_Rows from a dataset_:
• • •

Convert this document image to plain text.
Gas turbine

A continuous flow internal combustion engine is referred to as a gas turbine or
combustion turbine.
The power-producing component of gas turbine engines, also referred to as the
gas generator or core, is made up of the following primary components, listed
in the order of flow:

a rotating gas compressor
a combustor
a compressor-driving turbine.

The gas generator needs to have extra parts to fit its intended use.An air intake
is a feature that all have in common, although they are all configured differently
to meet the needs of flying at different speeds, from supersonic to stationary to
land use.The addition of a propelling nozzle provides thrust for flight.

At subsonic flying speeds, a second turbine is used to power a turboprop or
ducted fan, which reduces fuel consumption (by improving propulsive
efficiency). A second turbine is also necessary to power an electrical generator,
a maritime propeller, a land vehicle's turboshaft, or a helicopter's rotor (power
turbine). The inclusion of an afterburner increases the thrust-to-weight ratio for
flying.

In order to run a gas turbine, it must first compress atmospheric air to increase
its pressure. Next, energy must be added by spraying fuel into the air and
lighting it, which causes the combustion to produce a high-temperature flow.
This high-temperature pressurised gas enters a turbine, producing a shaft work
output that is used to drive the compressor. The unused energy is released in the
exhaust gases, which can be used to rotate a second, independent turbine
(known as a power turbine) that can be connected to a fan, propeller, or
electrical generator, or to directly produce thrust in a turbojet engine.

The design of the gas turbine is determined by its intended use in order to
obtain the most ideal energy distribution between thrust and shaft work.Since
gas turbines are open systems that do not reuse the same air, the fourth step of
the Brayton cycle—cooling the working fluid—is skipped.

• • •

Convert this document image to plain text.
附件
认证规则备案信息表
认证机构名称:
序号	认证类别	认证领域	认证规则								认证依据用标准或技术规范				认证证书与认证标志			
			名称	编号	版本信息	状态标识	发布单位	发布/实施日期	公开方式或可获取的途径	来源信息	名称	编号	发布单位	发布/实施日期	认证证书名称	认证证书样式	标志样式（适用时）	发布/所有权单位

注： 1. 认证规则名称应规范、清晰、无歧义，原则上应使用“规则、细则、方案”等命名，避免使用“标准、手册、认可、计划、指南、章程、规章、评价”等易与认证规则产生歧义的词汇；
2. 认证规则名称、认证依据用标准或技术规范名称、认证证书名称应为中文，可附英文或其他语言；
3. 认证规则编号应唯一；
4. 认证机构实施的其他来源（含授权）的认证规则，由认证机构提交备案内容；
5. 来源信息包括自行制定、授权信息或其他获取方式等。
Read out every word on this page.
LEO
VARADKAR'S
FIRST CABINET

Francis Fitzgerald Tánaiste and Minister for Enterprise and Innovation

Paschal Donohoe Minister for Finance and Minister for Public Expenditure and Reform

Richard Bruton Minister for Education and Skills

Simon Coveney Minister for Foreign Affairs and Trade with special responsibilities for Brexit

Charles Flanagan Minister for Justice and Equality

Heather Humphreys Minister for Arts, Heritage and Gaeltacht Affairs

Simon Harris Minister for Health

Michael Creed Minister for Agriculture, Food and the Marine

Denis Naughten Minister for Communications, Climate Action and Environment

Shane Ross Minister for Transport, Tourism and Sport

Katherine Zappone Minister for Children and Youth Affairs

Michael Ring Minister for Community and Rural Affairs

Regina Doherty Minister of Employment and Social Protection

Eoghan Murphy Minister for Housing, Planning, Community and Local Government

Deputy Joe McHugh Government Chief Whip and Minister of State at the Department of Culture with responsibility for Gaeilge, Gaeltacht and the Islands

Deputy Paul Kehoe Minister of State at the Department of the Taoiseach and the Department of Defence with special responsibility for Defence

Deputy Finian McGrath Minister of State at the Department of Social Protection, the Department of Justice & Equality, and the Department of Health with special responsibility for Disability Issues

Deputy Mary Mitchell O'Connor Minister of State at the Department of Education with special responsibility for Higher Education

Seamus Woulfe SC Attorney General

• • •

_DIRECTIONS FOR THIS TASK_: Working from the entries above, return all lines that contain "Education".

_WRITTEN SOLUTION_:
Richard Bruton Minister for Education and Skills
Deputy Mary Mitchell O'Connor Minister of State at the Department of Education with special responsibility for Higher Education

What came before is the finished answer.